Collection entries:

________________________________________

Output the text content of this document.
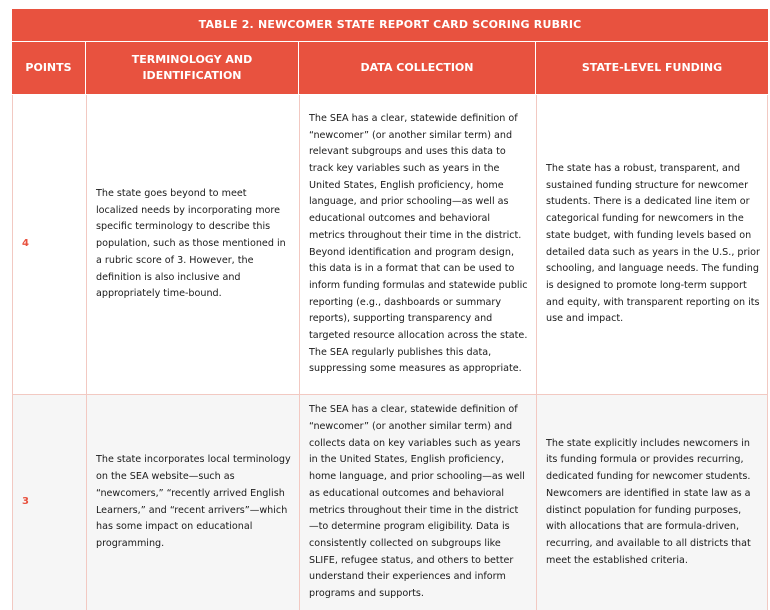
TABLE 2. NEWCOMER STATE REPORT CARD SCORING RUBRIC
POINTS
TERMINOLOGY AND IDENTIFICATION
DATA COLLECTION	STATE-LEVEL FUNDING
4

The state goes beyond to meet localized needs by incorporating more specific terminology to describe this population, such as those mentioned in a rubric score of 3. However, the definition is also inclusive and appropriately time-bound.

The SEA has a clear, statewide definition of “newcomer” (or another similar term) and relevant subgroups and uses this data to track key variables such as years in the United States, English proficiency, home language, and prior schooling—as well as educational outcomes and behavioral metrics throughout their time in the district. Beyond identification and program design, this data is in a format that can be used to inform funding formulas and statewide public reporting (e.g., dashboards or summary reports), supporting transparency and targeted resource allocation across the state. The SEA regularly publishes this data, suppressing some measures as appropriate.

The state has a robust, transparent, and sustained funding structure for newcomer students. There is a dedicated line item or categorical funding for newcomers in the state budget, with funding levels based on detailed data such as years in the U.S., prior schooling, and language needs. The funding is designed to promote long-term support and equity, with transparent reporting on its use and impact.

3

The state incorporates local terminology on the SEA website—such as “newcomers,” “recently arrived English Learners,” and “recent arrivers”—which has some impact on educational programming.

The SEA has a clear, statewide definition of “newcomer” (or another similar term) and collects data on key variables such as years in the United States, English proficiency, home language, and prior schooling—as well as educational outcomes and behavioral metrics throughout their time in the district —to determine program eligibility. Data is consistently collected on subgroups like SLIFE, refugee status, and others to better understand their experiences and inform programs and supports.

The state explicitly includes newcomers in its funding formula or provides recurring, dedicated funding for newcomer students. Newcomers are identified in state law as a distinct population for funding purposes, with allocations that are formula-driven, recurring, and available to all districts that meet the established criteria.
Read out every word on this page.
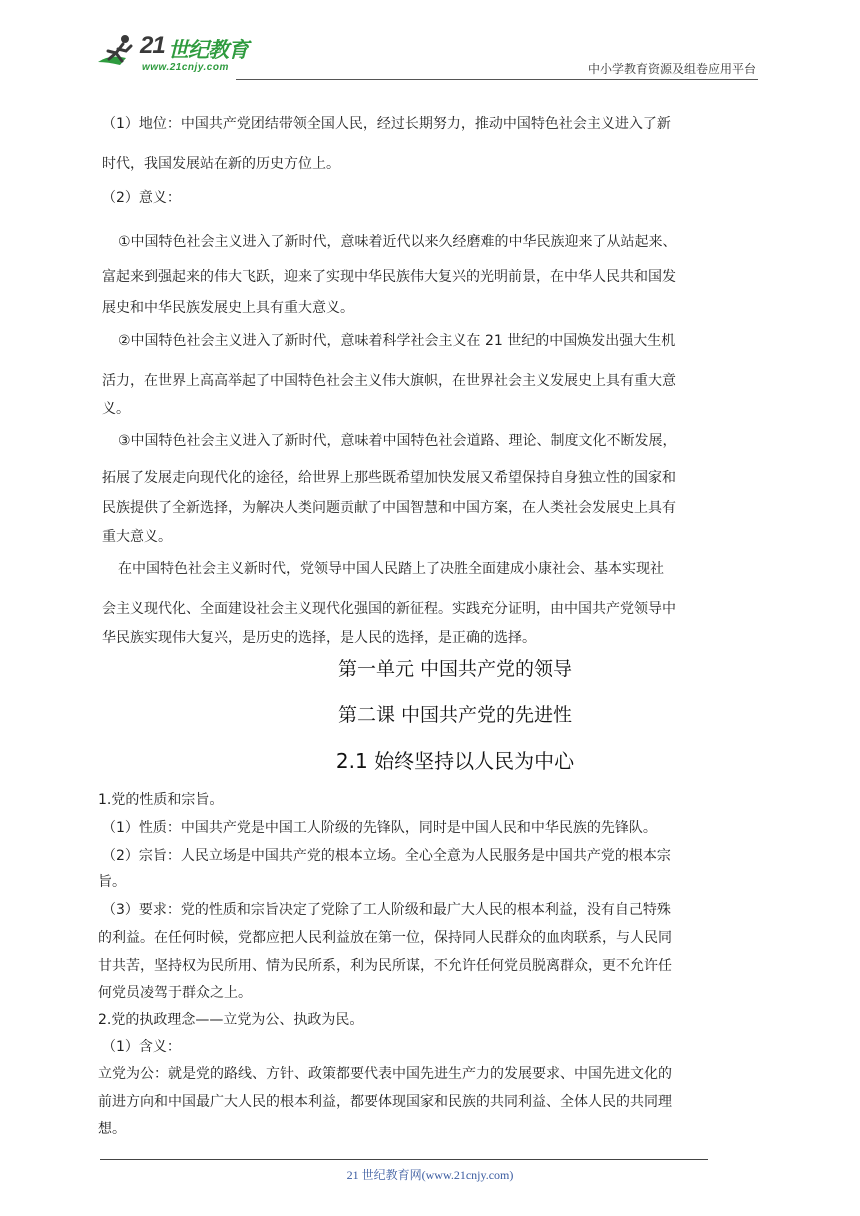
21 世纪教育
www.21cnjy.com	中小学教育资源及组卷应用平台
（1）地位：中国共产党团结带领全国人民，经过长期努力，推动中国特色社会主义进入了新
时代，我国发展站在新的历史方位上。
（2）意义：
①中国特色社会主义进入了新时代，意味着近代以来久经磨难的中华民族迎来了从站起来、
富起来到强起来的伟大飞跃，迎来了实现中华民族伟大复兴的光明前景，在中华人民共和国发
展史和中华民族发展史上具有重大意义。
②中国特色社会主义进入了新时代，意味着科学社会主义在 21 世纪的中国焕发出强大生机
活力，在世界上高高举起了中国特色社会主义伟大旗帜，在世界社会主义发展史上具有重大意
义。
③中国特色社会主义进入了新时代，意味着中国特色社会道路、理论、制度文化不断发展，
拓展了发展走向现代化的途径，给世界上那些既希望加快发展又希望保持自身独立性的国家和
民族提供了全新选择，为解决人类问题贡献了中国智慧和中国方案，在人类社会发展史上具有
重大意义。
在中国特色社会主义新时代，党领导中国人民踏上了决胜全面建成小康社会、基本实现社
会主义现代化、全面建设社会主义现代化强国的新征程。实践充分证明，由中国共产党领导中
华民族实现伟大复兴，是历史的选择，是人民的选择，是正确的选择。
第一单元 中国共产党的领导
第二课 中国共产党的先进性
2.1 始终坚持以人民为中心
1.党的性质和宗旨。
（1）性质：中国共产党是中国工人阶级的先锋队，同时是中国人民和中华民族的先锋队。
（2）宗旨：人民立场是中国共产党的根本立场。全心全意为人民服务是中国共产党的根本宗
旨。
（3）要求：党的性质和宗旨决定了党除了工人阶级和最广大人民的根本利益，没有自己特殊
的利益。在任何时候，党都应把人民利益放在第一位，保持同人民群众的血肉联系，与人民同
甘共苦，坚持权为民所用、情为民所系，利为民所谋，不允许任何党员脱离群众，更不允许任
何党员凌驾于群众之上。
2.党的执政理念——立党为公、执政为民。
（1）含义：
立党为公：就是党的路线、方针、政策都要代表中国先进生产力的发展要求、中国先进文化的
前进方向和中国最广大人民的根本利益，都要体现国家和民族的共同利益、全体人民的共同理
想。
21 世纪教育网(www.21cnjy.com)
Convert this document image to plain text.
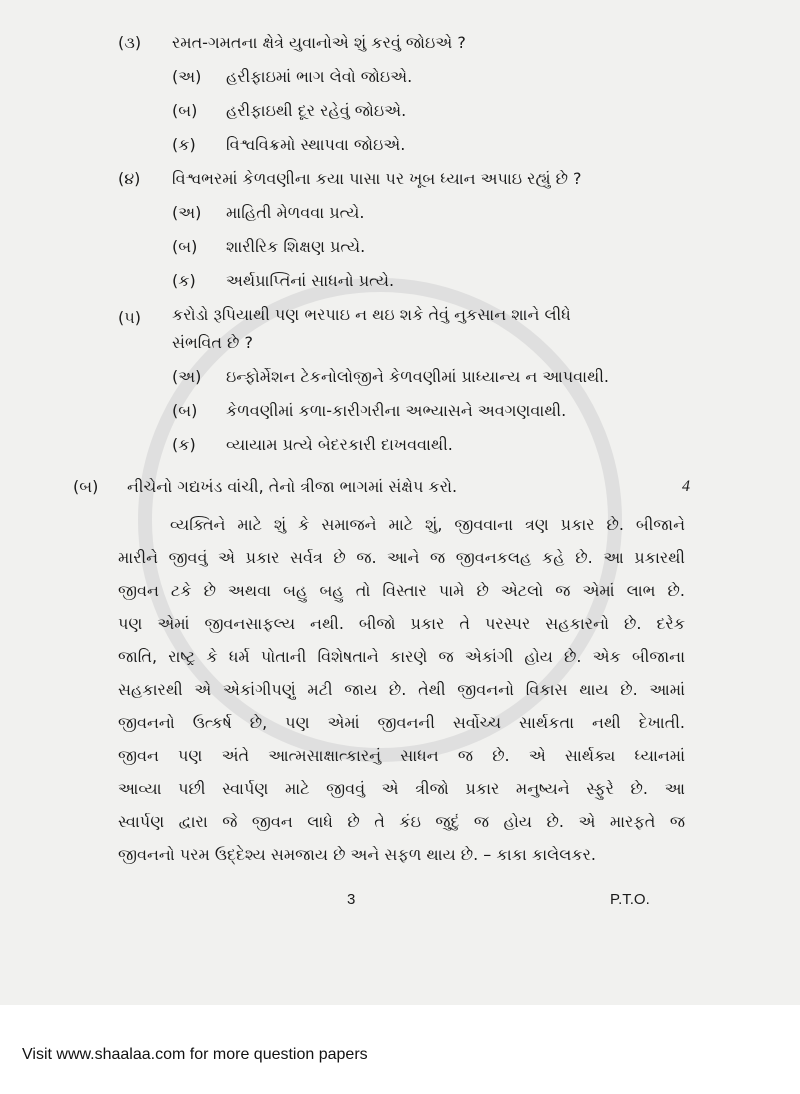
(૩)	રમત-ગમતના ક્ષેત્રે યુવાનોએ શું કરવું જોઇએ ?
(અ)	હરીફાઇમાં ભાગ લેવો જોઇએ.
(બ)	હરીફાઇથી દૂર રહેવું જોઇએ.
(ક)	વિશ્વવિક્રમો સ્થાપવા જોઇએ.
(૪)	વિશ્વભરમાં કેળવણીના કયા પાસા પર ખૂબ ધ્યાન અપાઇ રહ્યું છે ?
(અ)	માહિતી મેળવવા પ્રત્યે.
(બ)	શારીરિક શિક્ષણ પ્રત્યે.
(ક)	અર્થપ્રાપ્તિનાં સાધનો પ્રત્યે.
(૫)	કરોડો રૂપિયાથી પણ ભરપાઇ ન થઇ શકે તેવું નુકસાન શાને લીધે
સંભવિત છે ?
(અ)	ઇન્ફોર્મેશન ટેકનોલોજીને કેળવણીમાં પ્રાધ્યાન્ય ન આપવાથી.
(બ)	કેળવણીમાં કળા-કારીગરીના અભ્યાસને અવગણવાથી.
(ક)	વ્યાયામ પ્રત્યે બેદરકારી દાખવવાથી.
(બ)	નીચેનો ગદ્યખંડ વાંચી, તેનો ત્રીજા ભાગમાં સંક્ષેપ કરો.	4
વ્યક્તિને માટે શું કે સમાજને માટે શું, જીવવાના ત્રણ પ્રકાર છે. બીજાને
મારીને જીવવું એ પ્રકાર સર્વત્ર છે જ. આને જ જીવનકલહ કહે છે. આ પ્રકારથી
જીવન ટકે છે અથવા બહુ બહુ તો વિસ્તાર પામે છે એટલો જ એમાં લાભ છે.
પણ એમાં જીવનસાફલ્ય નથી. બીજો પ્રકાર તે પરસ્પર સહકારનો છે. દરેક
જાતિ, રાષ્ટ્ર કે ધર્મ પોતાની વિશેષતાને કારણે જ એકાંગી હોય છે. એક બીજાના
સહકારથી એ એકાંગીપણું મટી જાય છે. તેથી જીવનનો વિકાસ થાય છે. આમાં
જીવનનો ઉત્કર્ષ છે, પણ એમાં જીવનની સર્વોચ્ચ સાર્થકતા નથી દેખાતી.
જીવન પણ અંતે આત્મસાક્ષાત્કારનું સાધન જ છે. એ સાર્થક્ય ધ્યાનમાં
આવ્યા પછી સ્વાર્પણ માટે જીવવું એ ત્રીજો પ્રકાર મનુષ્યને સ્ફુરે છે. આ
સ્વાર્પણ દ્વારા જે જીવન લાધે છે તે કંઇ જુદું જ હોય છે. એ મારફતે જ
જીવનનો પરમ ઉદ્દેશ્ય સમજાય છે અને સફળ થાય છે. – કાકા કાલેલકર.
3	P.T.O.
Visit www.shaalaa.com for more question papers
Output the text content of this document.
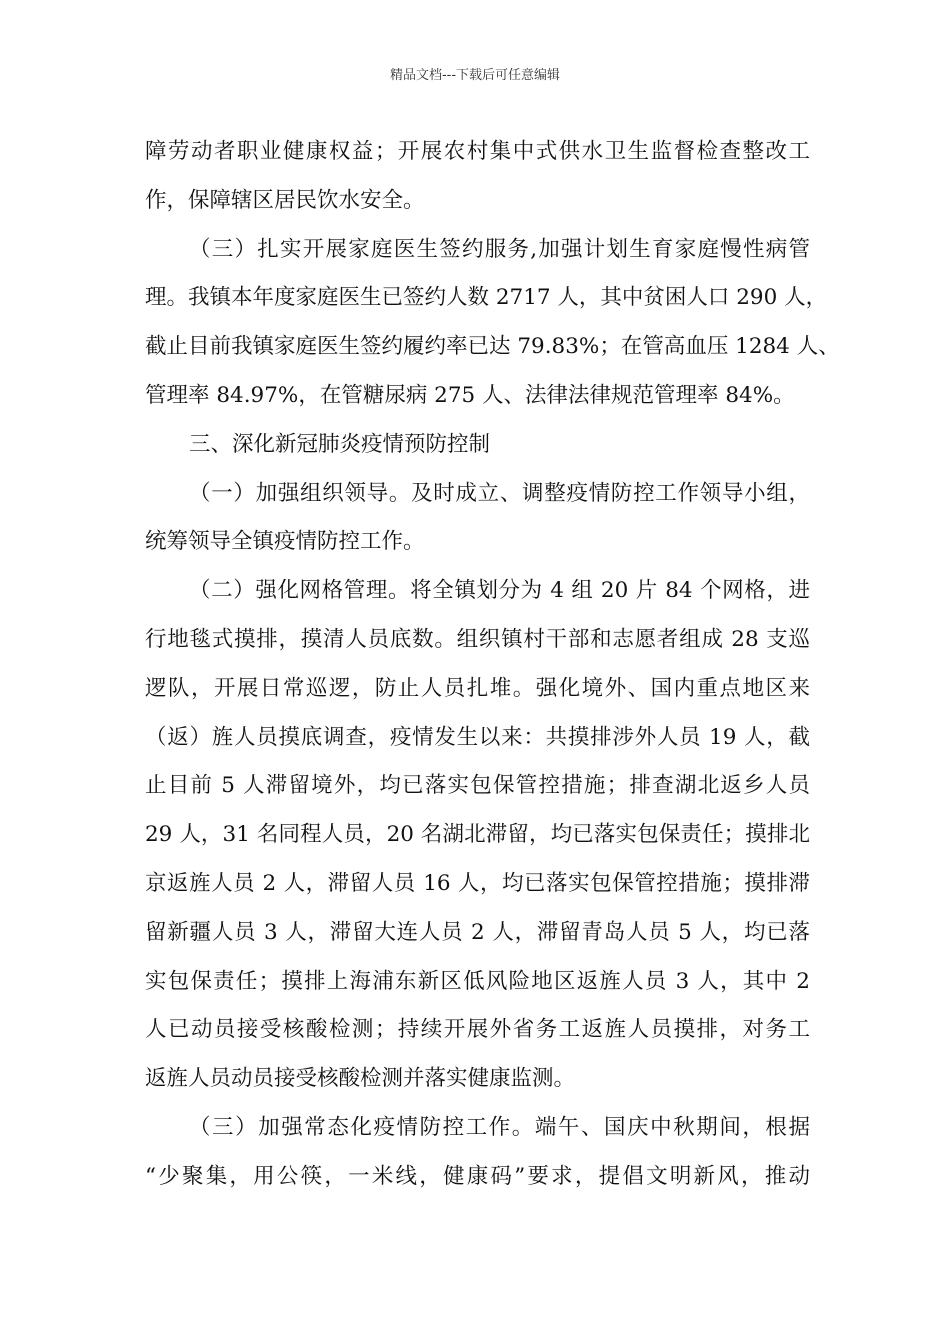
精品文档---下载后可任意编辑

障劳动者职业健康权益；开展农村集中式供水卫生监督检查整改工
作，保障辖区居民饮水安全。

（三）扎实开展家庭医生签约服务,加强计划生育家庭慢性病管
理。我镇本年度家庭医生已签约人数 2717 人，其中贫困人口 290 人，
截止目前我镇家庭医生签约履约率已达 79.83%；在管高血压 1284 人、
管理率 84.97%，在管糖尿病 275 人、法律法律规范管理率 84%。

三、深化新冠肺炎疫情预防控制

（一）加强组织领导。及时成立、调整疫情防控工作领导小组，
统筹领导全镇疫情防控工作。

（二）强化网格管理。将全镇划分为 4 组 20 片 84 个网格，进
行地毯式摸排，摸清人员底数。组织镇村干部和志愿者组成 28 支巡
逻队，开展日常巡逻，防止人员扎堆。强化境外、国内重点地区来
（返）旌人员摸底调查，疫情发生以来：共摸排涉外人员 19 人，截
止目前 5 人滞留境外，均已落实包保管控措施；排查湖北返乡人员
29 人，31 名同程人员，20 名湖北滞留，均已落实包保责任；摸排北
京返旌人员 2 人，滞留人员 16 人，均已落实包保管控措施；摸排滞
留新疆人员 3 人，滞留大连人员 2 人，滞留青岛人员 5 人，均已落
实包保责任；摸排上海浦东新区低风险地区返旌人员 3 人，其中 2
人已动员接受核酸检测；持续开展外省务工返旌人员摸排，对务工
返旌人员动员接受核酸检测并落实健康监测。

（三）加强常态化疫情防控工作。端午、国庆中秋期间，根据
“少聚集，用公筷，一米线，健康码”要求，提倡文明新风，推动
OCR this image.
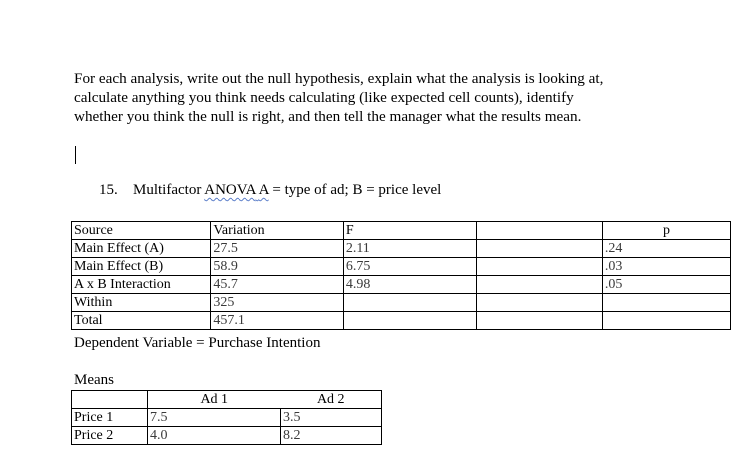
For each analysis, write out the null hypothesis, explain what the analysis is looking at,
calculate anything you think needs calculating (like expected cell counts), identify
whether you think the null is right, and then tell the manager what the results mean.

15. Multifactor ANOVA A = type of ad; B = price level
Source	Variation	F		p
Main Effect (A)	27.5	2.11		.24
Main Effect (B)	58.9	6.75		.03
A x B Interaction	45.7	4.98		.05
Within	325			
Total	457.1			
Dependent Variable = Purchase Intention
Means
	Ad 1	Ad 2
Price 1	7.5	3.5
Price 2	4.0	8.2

________________________________________

**Challenge**. Exactly how many lines in the data above contain the word "that"? Respond with the number and nothing more.

**Final result**. 2